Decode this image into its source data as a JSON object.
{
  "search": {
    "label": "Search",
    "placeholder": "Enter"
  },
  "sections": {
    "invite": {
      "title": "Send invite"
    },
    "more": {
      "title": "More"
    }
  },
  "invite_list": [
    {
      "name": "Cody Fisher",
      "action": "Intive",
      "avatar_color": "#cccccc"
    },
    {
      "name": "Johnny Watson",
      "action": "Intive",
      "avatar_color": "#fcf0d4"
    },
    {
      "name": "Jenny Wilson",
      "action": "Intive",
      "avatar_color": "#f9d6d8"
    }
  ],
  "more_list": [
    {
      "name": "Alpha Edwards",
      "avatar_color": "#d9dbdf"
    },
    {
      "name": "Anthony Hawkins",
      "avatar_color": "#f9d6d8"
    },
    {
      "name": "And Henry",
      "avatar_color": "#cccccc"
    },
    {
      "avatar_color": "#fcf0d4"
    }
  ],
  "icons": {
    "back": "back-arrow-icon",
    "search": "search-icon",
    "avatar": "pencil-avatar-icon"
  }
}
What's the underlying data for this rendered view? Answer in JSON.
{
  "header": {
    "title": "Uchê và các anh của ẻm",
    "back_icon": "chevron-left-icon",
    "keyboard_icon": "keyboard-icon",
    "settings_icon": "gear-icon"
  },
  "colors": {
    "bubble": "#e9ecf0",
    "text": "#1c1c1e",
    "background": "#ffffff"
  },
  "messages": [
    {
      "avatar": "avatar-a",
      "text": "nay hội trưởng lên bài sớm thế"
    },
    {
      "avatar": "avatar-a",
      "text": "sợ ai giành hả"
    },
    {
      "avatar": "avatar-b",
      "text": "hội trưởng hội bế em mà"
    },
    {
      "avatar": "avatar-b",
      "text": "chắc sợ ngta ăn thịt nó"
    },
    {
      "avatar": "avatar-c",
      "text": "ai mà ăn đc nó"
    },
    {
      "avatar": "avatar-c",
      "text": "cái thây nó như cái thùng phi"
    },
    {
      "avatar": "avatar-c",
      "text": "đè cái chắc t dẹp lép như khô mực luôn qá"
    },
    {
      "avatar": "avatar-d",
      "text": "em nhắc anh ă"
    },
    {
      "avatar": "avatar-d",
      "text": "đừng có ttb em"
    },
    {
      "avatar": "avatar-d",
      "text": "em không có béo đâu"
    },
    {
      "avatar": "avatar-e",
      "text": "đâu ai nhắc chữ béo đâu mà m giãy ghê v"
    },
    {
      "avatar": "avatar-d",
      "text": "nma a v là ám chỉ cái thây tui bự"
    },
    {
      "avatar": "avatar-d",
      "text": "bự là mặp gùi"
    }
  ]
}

··········

**REQUIRED TASK:** Write only the number of lines in the records that include the word "thây".

**TASK OUTPUT:** 2